Records to use >>
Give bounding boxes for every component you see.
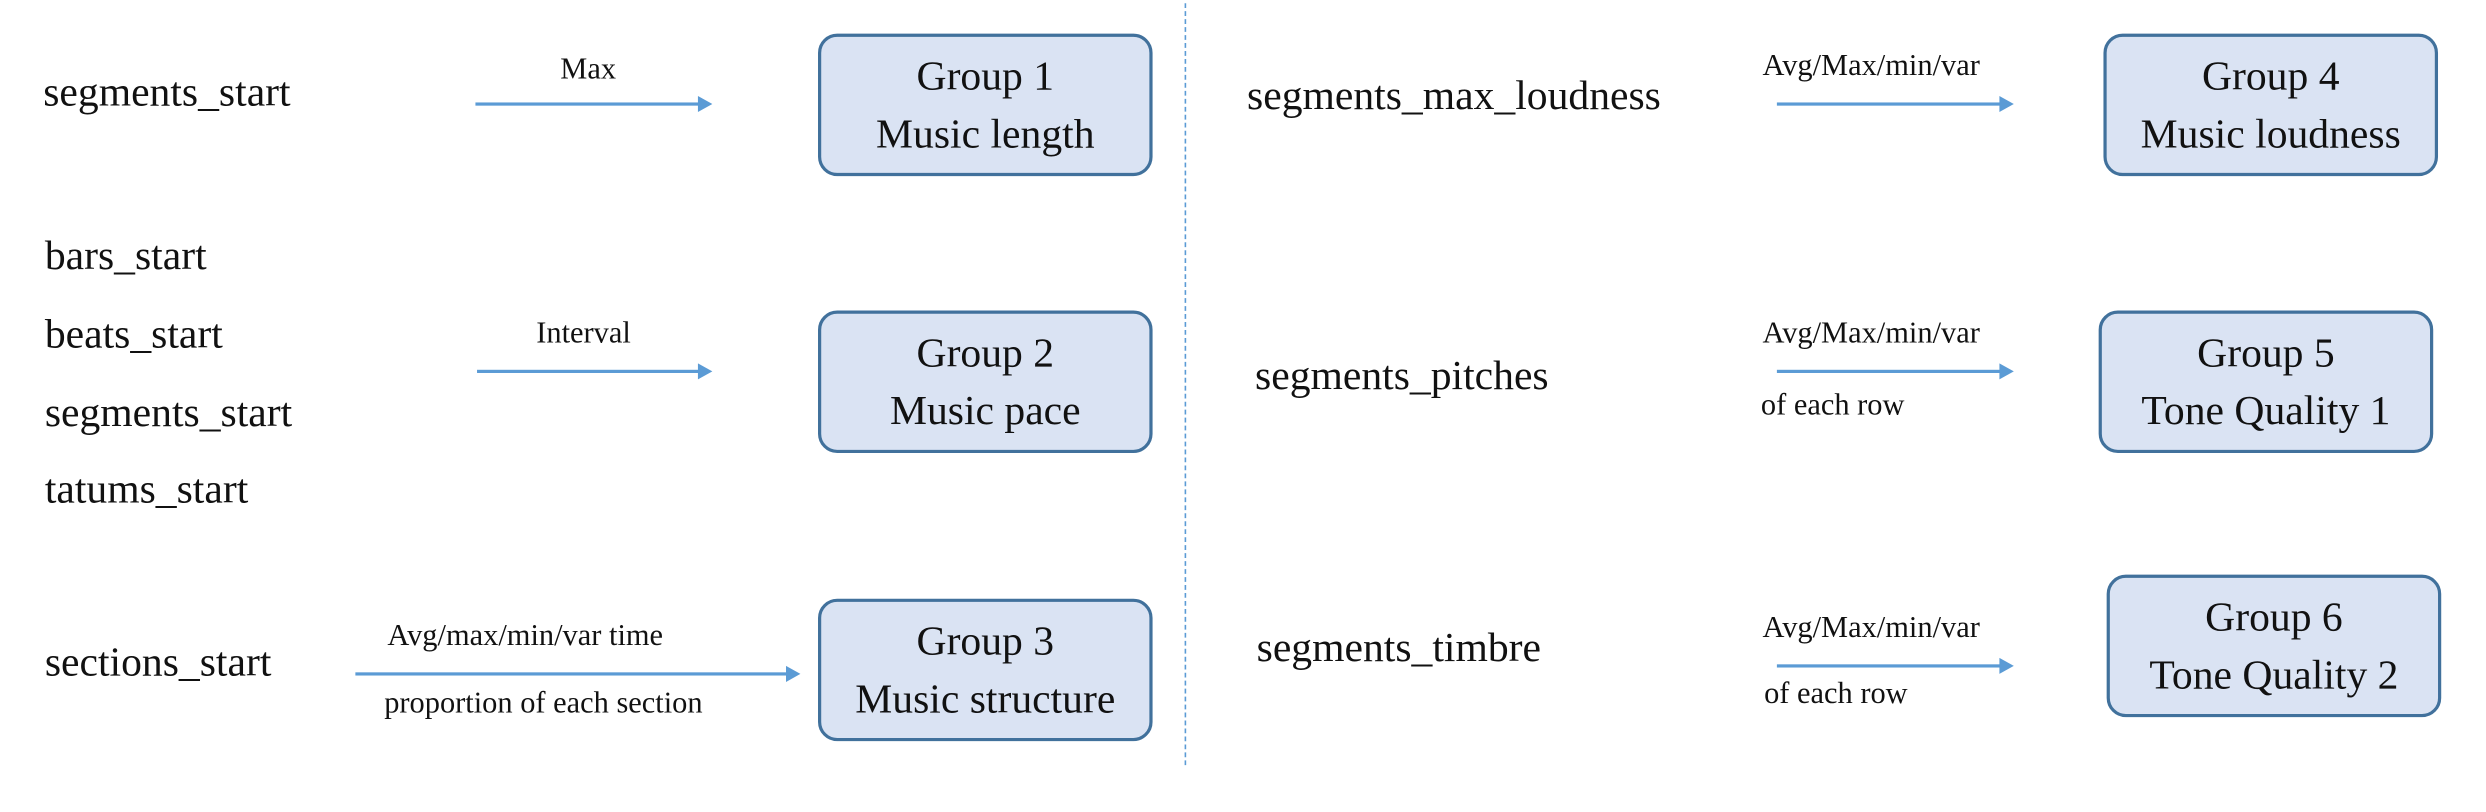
column-divider bbox=[1184, 3, 1187, 766]
operation-label-section-proportion: proportion of each section bbox=[384, 686, 703, 721]
operation-label-timbre-rows: of each row bbox=[1764, 677, 1908, 711]
arrow-to-group-4 bbox=[1776, 96, 2014, 113]
arrow-to-group-2 bbox=[477, 363, 713, 380]
operation-label-max: Max bbox=[560, 52, 617, 87]
group-4-title: Group 4 bbox=[2201, 52, 2340, 99]
group-4-box: Group 4 Music loudness bbox=[2103, 33, 2439, 177]
operation-label-timbre-stats: Avg/Max/min/var bbox=[1762, 611, 1980, 646]
feature-beats-start: beats_start bbox=[44, 310, 223, 357]
group-4-subtitle: Music loudness bbox=[2140, 109, 2401, 157]
feature-segments-start-1: segments_start bbox=[43, 68, 291, 116]
group-5-subtitle: Tone Quality 1 bbox=[2141, 386, 2391, 434]
feature-bars-start: bars_start bbox=[44, 232, 207, 279]
feature-segments-start-2: segments_start bbox=[44, 388, 293, 436]
operation-label-loudness-stats: Avg/Max/min/var bbox=[1762, 49, 1980, 84]
operation-label-pitch-stats: Avg/Max/min/var bbox=[1762, 316, 1980, 351]
group-1-box: Group 1 Music length bbox=[818, 33, 1153, 177]
arrow-to-group-3 bbox=[355, 665, 801, 682]
feature-segments-max-loudness: segments_max_loudness bbox=[1247, 72, 1661, 119]
group-3-title: Group 3 bbox=[916, 617, 1055, 664]
group-5-title: Group 5 bbox=[2197, 328, 2335, 376]
group-6-box: Group 6 Tone Quality 2 bbox=[2106, 574, 2442, 718]
feature-segments-timbre: segments_timbre bbox=[1256, 624, 1541, 671]
group-6-subtitle: Tone Quality 2 bbox=[2149, 650, 2399, 698]
feature-sections-start: sections_start bbox=[44, 638, 272, 686]
arrow-to-group-5 bbox=[1776, 363, 2014, 380]
group-1-subtitle: Music length bbox=[876, 109, 1095, 157]
operation-label-pitch-rows: of each row bbox=[1760, 388, 1905, 423]
feature-segments-pitches: segments_pitches bbox=[1255, 352, 1549, 399]
group-2-title: Group 2 bbox=[916, 328, 1055, 376]
arrow-to-group-1 bbox=[475, 96, 713, 113]
arrow-to-group-6 bbox=[1776, 657, 2014, 674]
group-2-box: Group 2 Music pace bbox=[818, 310, 1153, 454]
group-3-box: Group 3 Music structure bbox=[818, 598, 1153, 742]
feature-tatums-start: tatums_start bbox=[44, 465, 249, 513]
operation-label-interval: Interval bbox=[536, 316, 631, 351]
operation-label-section-stats: Avg/max/min/var time bbox=[387, 619, 664, 654]
group-3-subtitle: Music structure bbox=[855, 674, 1116, 722]
group-2-subtitle: Music pace bbox=[889, 386, 1081, 434]
group-1-title: Group 1 bbox=[916, 52, 1055, 99]
group-6-title: Group 6 bbox=[2205, 593, 2343, 640]
group-5-box: Group 5 Tone Quality 1 bbox=[2098, 310, 2434, 454]
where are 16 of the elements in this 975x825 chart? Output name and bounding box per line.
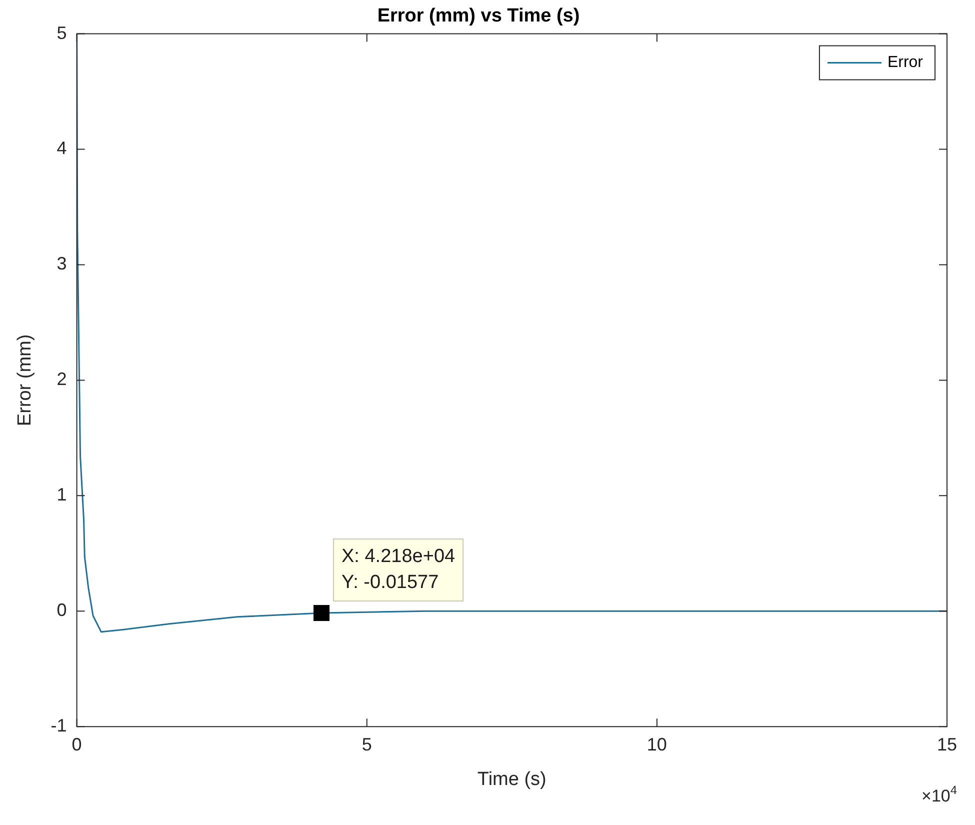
chart-title: Error (mm) vs Time (s) bbox=[377, 6, 580, 27]
x-axis-title: Time (s) bbox=[477, 768, 546, 790]
y-tick-label: 3 bbox=[56, 254, 67, 274]
x-tick-label: 15 bbox=[936, 734, 958, 754]
annotation: X: 4.218e+04 Y: -0.01577 bbox=[342, 546, 456, 594]
x-tick-label: 0 bbox=[72, 734, 82, 754]
y-tick-label: 2 bbox=[56, 369, 67, 390]
legend-label: Error bbox=[887, 54, 924, 72]
y-tick-label: 4 bbox=[56, 138, 67, 158]
y-tick-label: 1 bbox=[56, 484, 67, 505]
y-axis-title: Error (mm) bbox=[14, 334, 36, 426]
x-tick-label: 10 bbox=[646, 734, 667, 754]
y-tick-label: -1 bbox=[50, 716, 67, 736]
x-tick-label: 5 bbox=[362, 734, 372, 754]
y-tick-label: 5 bbox=[56, 22, 67, 43]
y-tick-label: 0 bbox=[56, 600, 67, 620]
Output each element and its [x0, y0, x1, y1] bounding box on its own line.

What needs to be done >> Present every line of the records above as a Markdown table with the columns Number and Entry, numbering the rows in order. Omit blank lines and the pictures.

Finished answer >>
| Number | Entry |
|---|---|
| 1 | Give bounding boxes for every component you see. |
| 2 | column-divider bbox=[1184, 3, 1187, 766] |
| 3 | operation-label-section-proportion: proportion of each section bbox=[384, 686, 703, 721] |
| 4 | operation-label-timbre-rows: of each row bbox=[1764, 677, 1908, 711] |
| 5 | arrow-to-group-4 bbox=[1776, 96, 2014, 113] |
| 6 | arrow-to-group-2 bbox=[477, 363, 713, 380] |
| 7 | operation-label-max: Max bbox=[560, 52, 617, 87] |
| 8 | group-4-title: Group 4 bbox=[2201, 52, 2340, 99] |
| 9 | group-4-box: Group 4 Music loudness bbox=[2103, 33, 2439, 177] |
| 10 | operation-label-timbre-stats: Avg/Max/min/var bbox=[1762, 611, 1980, 646] |
| 11 | feature-beats-start: beats_start bbox=[44, 310, 223, 357] |
| 12 | group-4-subtitle: Music loudness bbox=[2140, 109, 2401, 157] |
| 13 | feature-segments-start-1: segments_start bbox=[43, 68, 291, 116] |
| 14 | group-5-subtitle: Tone Quality 1 bbox=[2141, 386, 2391, 434] |
| 15 | feature-bars-start: bars_start bbox=[44, 232, 207, 279] |
| 16 | feature-segments-start-2: segments_start bbox=[44, 388, 293, 436] |
| 17 | operation-label-loudness-stats: Avg/Max/min/var bbox=[1762, 49, 1980, 84] |
| 18 | operation-label-pitch-stats: Avg/Max/min/var bbox=[1762, 316, 1980, 351] |
| 19 | group-1-box: Group 1 Music length bbox=[818, 33, 1153, 177] |
| 20 | arrow-to-group-3 bbox=[355, 665, 801, 682] |
| 21 | feature-segments-max-loudness: segments_max_loudness bbox=[1247, 72, 1661, 119] |
| 22 | group-3-title: Group 3 bbox=[916, 617, 1055, 664] |
| 23 | group-5-title: Group 5 bbox=[2197, 328, 2335, 376] |
| 24 | group-6-box: Group 6 Tone Quality 2 bbox=[2106, 574, 2442, 718] |
| 25 | feature-segments-timbre: segments_timbre bbox=[1256, 624, 1541, 671] |
| 26 | group-6-subtitle: Tone Quality 2 bbox=[2149, 650, 2399, 698] |
| 27 | feature-sections-start: sections_start bbox=[44, 638, 272, 686] |
| 28 | arrow-to-group-5 bbox=[1776, 363, 2014, 380] |
| 29 | group-1-subtitle: Music length bbox=[876, 109, 1095, 157] |
| 30 | operation-label-pitch-rows: of each row bbox=[1760, 388, 1905, 423] |
| 31 | feature-segments-pitches: segments_pitches bbox=[1255, 352, 1549, 399] |
| 32 | group-2-title: Group 2 bbox=[916, 328, 1055, 376] |
| 33 | arrow-to-group-1 bbox=[475, 96, 713, 113] |
| 34 | arrow-to-group-6 bbox=[1776, 657, 2014, 674] |
| 35 | group-2-box: Group 2 Music pace bbox=[818, 310, 1153, 454] |
| 36 | group-3-box: Group 3 Music structure bbox=[818, 598, 1153, 742] |
| 37 | feature-tatums-start: tatums_start bbox=[44, 465, 249, 513] |
| 38 | operation-label-interval: Interval bbox=[536, 316, 631, 351] |
| 39 | operation-label-section-stats: Avg/max/min/var time bbox=[387, 619, 664, 654] |
| 40 | group-3-subtitle: Music structure bbox=[855, 674, 1116, 722] |
| 41 | group-2-subtitle: Music pace bbox=[889, 386, 1081, 434] |
| 42 | group-1-title: Group 1 bbox=[916, 52, 1055, 99] |
| 43 | group-6-title: Group 6 bbox=[2205, 593, 2343, 640] |
| 44 | group-5-box: Group 5 Tone Quality 1 bbox=[2098, 310, 2434, 454] |
| 45 | where are 16 of the elements in this 975x825 chart? Output name and bounding box per line. |
| 46 | chart-title: Error (mm) vs Time (s) bbox=[377, 6, 580, 27] |
| 47 | x-axis-title: Time (s) bbox=[477, 768, 546, 790] |
| 48 | y-tick-label: 3 bbox=[56, 254, 67, 274] |
| 49 | x-tick-label: 15 bbox=[936, 734, 958, 754] |
| 50 | annotation: X: 4.218e+04 Y: -0.01577 bbox=[342, 546, 456, 594] |
| 51 | x-tick-label: 0 bbox=[72, 734, 82, 754] |
| 52 | y-tick-label: 2 bbox=[56, 369, 67, 390] |
| 53 | legend-label: Error bbox=[887, 54, 924, 72] |
| 54 | y-tick-label: 4 bbox=[56, 138, 67, 158] |
| 55 | y-tick-label: 1 bbox=[56, 484, 67, 505] |
| 56 | y-axis-title: Error (mm) bbox=[14, 334, 36, 426] |
| 57 | x-tick-label: 10 bbox=[646, 734, 667, 754] |
| 58 | y-tick-label: -1 bbox=[50, 716, 67, 736] |
| 59 | x-tick-label: 5 bbox=[362, 734, 372, 754] |
| 60 | y-tick-label: 5 bbox=[56, 22, 67, 43] |
| 61 | y-tick-label: 0 bbox=[56, 600, 67, 620] |
| 62 | Output each element and its [x0, y0, x1, y1] bounding box on its own line. |